>> start Extracted entries

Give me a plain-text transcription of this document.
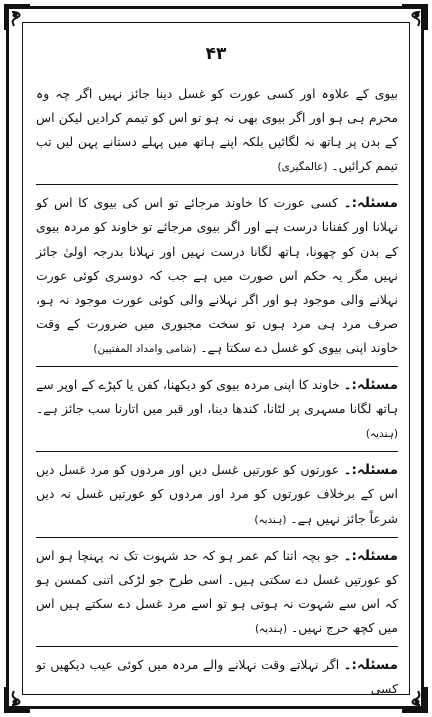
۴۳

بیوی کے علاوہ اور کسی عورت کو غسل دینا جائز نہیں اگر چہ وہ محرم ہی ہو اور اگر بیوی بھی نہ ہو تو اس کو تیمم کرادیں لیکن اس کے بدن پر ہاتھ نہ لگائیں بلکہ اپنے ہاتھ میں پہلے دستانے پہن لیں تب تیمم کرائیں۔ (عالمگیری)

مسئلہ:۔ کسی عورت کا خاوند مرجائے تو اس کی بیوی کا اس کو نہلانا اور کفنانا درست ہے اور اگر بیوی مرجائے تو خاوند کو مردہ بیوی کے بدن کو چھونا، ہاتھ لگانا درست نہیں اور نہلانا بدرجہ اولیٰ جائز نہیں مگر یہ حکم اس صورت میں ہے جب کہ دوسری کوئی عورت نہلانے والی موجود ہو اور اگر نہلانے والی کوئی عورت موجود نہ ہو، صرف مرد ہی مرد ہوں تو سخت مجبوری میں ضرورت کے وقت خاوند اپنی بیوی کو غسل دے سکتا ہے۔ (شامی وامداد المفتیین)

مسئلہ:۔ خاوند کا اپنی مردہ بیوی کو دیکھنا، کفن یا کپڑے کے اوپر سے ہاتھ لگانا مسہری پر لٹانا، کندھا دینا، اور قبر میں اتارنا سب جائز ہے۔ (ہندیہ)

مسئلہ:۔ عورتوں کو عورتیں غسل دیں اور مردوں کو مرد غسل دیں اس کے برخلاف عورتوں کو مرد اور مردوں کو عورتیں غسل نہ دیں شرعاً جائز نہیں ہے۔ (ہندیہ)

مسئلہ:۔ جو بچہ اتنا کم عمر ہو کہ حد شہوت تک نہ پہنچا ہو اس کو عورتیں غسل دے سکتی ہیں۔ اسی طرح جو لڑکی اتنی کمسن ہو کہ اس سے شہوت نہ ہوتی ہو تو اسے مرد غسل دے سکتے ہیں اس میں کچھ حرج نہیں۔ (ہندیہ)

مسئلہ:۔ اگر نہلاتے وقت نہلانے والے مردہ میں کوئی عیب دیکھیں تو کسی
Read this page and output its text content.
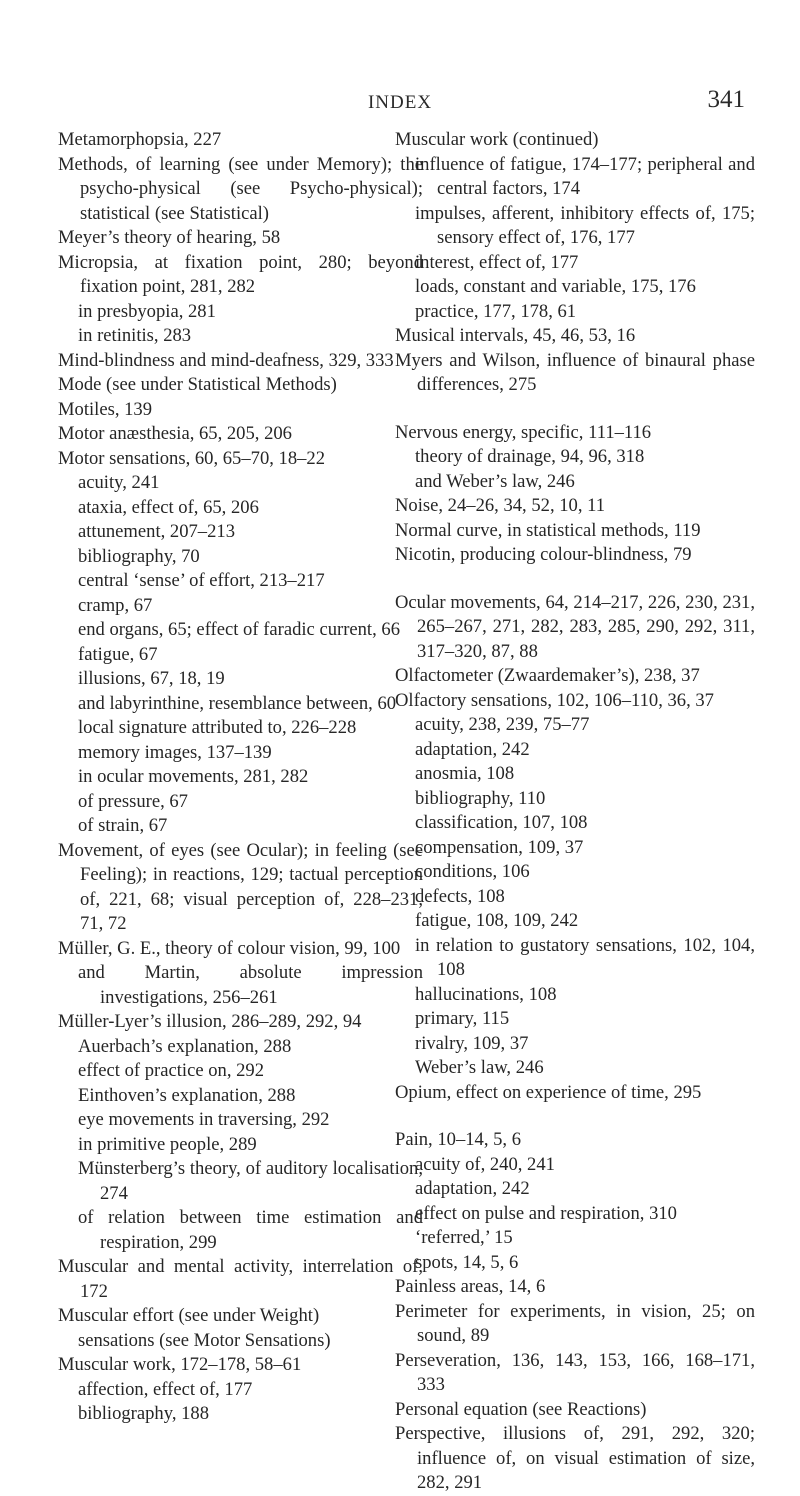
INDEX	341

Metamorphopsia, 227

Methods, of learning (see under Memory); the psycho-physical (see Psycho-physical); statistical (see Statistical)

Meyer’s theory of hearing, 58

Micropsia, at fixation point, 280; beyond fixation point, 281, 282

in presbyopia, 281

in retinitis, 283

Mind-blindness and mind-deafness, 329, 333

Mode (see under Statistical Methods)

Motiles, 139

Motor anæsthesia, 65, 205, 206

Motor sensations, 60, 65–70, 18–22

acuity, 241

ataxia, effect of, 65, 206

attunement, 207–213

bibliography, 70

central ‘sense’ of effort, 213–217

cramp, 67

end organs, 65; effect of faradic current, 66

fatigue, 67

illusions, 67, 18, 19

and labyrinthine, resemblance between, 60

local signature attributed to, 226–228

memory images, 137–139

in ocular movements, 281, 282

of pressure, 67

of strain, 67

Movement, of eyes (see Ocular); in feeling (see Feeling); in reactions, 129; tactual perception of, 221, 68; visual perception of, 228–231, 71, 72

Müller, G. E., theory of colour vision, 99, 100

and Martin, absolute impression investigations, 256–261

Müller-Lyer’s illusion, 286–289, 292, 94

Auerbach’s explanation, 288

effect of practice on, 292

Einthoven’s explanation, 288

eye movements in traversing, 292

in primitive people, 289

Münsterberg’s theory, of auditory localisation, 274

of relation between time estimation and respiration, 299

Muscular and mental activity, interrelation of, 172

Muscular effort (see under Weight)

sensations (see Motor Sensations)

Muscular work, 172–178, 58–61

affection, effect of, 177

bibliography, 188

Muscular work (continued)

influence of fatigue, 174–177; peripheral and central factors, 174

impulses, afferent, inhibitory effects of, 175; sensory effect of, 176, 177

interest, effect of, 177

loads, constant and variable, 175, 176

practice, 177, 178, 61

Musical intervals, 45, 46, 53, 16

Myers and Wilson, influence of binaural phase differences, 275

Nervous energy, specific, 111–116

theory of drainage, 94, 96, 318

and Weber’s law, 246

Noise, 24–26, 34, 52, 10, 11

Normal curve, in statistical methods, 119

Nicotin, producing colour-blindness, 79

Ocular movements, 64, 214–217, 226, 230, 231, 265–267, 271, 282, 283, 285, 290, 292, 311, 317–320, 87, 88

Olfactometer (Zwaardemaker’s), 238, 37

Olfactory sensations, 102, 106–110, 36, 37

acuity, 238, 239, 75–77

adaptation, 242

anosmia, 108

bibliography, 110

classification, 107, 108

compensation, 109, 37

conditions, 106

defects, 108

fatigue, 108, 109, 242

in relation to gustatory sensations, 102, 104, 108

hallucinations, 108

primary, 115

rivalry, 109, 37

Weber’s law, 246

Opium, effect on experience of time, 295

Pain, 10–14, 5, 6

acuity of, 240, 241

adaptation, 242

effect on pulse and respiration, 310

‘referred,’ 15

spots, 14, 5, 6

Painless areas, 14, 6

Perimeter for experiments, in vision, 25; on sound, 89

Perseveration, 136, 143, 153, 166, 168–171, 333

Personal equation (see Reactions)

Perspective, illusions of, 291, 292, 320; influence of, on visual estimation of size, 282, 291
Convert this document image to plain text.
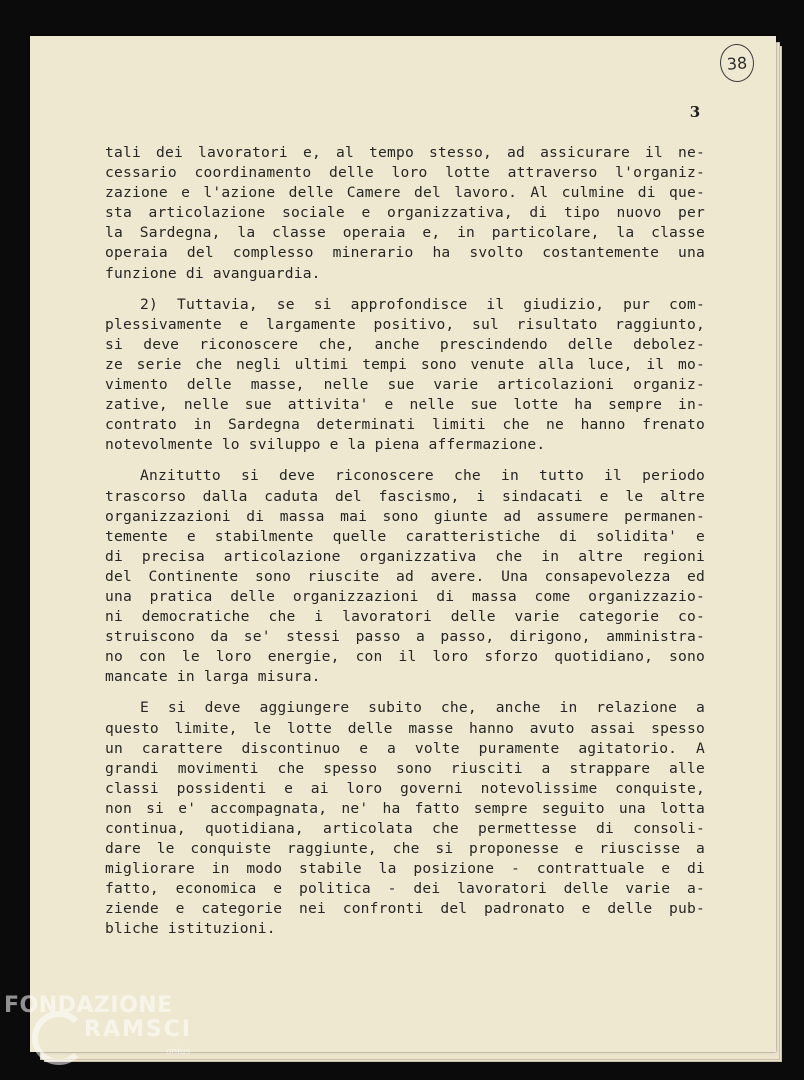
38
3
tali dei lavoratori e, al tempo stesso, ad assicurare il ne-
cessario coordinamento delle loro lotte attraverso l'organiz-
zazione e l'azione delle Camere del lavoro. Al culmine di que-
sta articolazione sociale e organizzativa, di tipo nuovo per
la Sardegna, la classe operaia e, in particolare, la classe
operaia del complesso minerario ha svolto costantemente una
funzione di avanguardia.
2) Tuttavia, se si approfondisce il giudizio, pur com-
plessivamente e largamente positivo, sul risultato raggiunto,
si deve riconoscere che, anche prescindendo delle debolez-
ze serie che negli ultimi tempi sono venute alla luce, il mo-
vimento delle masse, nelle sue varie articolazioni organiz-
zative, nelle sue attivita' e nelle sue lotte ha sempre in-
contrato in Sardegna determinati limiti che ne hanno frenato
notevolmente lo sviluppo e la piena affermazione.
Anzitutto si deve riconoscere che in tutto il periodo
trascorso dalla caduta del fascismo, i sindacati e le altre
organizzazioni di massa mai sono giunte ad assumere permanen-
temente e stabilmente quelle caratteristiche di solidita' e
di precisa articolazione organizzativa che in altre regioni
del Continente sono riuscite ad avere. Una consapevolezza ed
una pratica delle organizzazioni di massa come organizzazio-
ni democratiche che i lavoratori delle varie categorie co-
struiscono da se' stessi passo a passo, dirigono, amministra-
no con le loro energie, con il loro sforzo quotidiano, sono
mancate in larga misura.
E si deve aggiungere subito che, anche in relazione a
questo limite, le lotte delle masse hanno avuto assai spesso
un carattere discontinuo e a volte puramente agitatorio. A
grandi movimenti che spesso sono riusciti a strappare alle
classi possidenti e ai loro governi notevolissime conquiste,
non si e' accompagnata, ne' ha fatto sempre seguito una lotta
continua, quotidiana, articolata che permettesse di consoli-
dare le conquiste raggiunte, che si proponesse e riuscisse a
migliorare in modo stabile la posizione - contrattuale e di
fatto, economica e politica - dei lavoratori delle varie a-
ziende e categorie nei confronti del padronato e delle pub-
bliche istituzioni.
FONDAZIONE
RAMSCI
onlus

>> end Extracted entries

→ Directions
Return the listing above in full and without alteration, excluding its pictures.

→ Completed task
Give me a plain-text transcription of this document.
۴۳

بیوی کے علاوہ اور کسی عورت کو غسل دینا جائز نہیں اگر چہ وہ محرم ہی ہو اور اگر بیوی بھی نہ ہو تو اس کو تیمم کرادیں لیکن اس کے بدن پر ہاتھ نہ لگائیں بلکہ اپنے ہاتھ میں پہلے دستانے پہن لیں تب تیمم کرائیں۔ (عالمگیری)

مسئلہ:۔ کسی عورت کا خاوند مرجائے تو اس کی بیوی کا اس کو نہلانا اور کفنانا درست ہے اور اگر بیوی مرجائے تو خاوند کو مردہ بیوی کے بدن کو چھونا، ہاتھ لگانا درست نہیں اور نہلانا بدرجہ اولیٰ جائز نہیں مگر یہ حکم اس صورت میں ہے جب کہ دوسری کوئی عورت نہلانے والی موجود ہو اور اگر نہلانے والی کوئی عورت موجود نہ ہو، صرف مرد ہی مرد ہوں تو سخت مجبوری میں ضرورت کے وقت خاوند اپنی بیوی کو غسل دے سکتا ہے۔ (شامی وامداد المفتیین)

مسئلہ:۔ خاوند کا اپنی مردہ بیوی کو دیکھنا، کفن یا کپڑے کے اوپر سے ہاتھ لگانا مسہری پر لٹانا، کندھا دینا، اور قبر میں اتارنا سب جائز ہے۔ (ہندیہ)

مسئلہ:۔ عورتوں کو عورتیں غسل دیں اور مردوں کو مرد غسل دیں اس کے برخلاف عورتوں کو مرد اور مردوں کو عورتیں غسل نہ دیں شرعاً جائز نہیں ہے۔ (ہندیہ)

مسئلہ:۔ جو بچہ اتنا کم عمر ہو کہ حد شہوت تک نہ پہنچا ہو اس کو عورتیں غسل دے سکتی ہیں۔ اسی طرح جو لڑکی اتنی کمسن ہو کہ اس سے شہوت نہ ہوتی ہو تو اسے مرد غسل دے سکتے ہیں اس میں کچھ حرج نہیں۔ (ہندیہ)

مسئلہ:۔ اگر نہلاتے وقت نہلانے والے مردہ میں کوئی عیب دیکھیں تو کسی
Read this page and output its text content.
INDEX	341

Metamorphopsia, 227

Methods, of learning (see under Memory); the psycho-physical (see Psycho-physical); statistical (see Statistical)

Meyer’s theory of hearing, 58

Micropsia, at fixation point, 280; beyond fixation point, 281, 282

in presbyopia, 281

in retinitis, 283

Mind-blindness and mind-deafness, 329, 333

Mode (see under Statistical Methods)

Motiles, 139

Motor anæsthesia, 65, 205, 206

Motor sensations, 60, 65–70, 18–22

acuity, 241

ataxia, effect of, 65, 206

attunement, 207–213

bibliography, 70

central ‘sense’ of effort, 213–217

cramp, 67

end organs, 65; effect of faradic current, 66

fatigue, 67

illusions, 67, 18, 19

and labyrinthine, resemblance between, 60

local signature attributed to, 226–228

memory images, 137–139

in ocular movements, 281, 282

of pressure, 67

of strain, 67

Movement, of eyes (see Ocular); in feeling (see Feeling); in reactions, 129; tactual perception of, 221, 68; visual perception of, 228–231, 71, 72

Müller, G. E., theory of colour vision, 99, 100

and Martin, absolute impression investigations, 256–261

Müller-Lyer’s illusion, 286–289, 292, 94

Auerbach’s explanation, 288

effect of practice on, 292

Einthoven’s explanation, 288

eye movements in traversing, 292

in primitive people, 289

Münsterberg’s theory, of auditory localisation, 274

of relation between time estimation and respiration, 299

Muscular and mental activity, interrelation of, 172

Muscular effort (see under Weight)

sensations (see Motor Sensations)

Muscular work, 172–178, 58–61

affection, effect of, 177

bibliography, 188

Muscular work (continued)

influence of fatigue, 174–177; peripheral and central factors, 174

impulses, afferent, inhibitory effects of, 175; sensory effect of, 176, 177

interest, effect of, 177

loads, constant and variable, 175, 176

practice, 177, 178, 61

Musical intervals, 45, 46, 53, 16

Myers and Wilson, influence of binaural phase differences, 275

Nervous energy, specific, 111–116

theory of drainage, 94, 96, 318

and Weber’s law, 246

Noise, 24–26, 34, 52, 10, 11

Normal curve, in statistical methods, 119

Nicotin, producing colour-blindness, 79

Ocular movements, 64, 214–217, 226, 230, 231, 265–267, 271, 282, 283, 285, 290, 292, 311, 317–320, 87, 88

Olfactometer (Zwaardemaker’s), 238, 37

Olfactory sensations, 102, 106–110, 36, 37

acuity, 238, 239, 75–77

adaptation, 242

anosmia, 108

bibliography, 110

classification, 107, 108

compensation, 109, 37

conditions, 106

defects, 108

fatigue, 108, 109, 242

in relation to gustatory sensations, 102, 104, 108

hallucinations, 108

primary, 115

rivalry, 109, 37

Weber’s law, 246

Opium, effect on experience of time, 295

Pain, 10–14, 5, 6

acuity of, 240, 241

adaptation, 242

effect on pulse and respiration, 310

‘referred,’ 15

spots, 14, 5, 6

Painless areas, 14, 6

Perimeter for experiments, in vision, 25; on sound, 89

Perseveration, 136, 143, 153, 166, 168–171, 333

Personal equation (see Reactions)

Perspective, illusions of, 291, 292, 320; influence of, on visual estimation of size, 282, 291
Convert this document image to plain text.
38
3
tali dei lavoratori e, al tempo stesso, ad assicurare il ne-
cessario coordinamento delle loro lotte attraverso l'organiz-
zazione e l'azione delle Camere del lavoro. Al culmine di que-
sta articolazione sociale e organizzativa, di tipo nuovo per
la Sardegna, la classe operaia e, in particolare, la classe
operaia del complesso minerario ha svolto costantemente una
funzione di avanguardia.
2) Tuttavia, se si approfondisce il giudizio, pur com-
plessivamente e largamente positivo, sul risultato raggiunto,
si deve riconoscere che, anche prescindendo delle debolez-
ze serie che negli ultimi tempi sono venute alla luce, il mo-
vimento delle masse, nelle sue varie articolazioni organiz-
zative, nelle sue attivita' e nelle sue lotte ha sempre in-
contrato in Sardegna determinati limiti che ne hanno frenato
notevolmente lo sviluppo e la piena affermazione.
Anzitutto si deve riconoscere che in tutto il periodo
trascorso dalla caduta del fascismo, i sindacati e le altre
organizzazioni di massa mai sono giunte ad assumere permanen-
temente e stabilmente quelle caratteristiche di solidita' e
di precisa articolazione organizzativa che in altre regioni
del Continente sono riuscite ad avere. Una consapevolezza ed
una pratica delle organizzazioni di massa come organizzazio-
ni democratiche che i lavoratori delle varie categorie co-
struiscono da se' stessi passo a passo, dirigono, amministra-
no con le loro energie, con il loro sforzo quotidiano, sono
mancate in larga misura.
E si deve aggiungere subito che, anche in relazione a
questo limite, le lotte delle masse hanno avuto assai spesso
un carattere discontinuo e a volte puramente agitatorio. A
grandi movimenti che spesso sono riusciti a strappare alle
classi possidenti e ai loro governi notevolissime conquiste,
non si e' accompagnata, ne' ha fatto sempre seguito una lotta
continua, quotidiana, articolata che permettesse di consoli-
dare le conquiste raggiunte, che si proponesse e riuscisse a
migliorare in modo stabile la posizione - contrattuale e di
fatto, economica e politica - dei lavoratori delle varie a-
ziende e categorie nei confronti del padronato e delle pub-
bliche istituzioni.
FONDAZIONE
RAMSCI
onlus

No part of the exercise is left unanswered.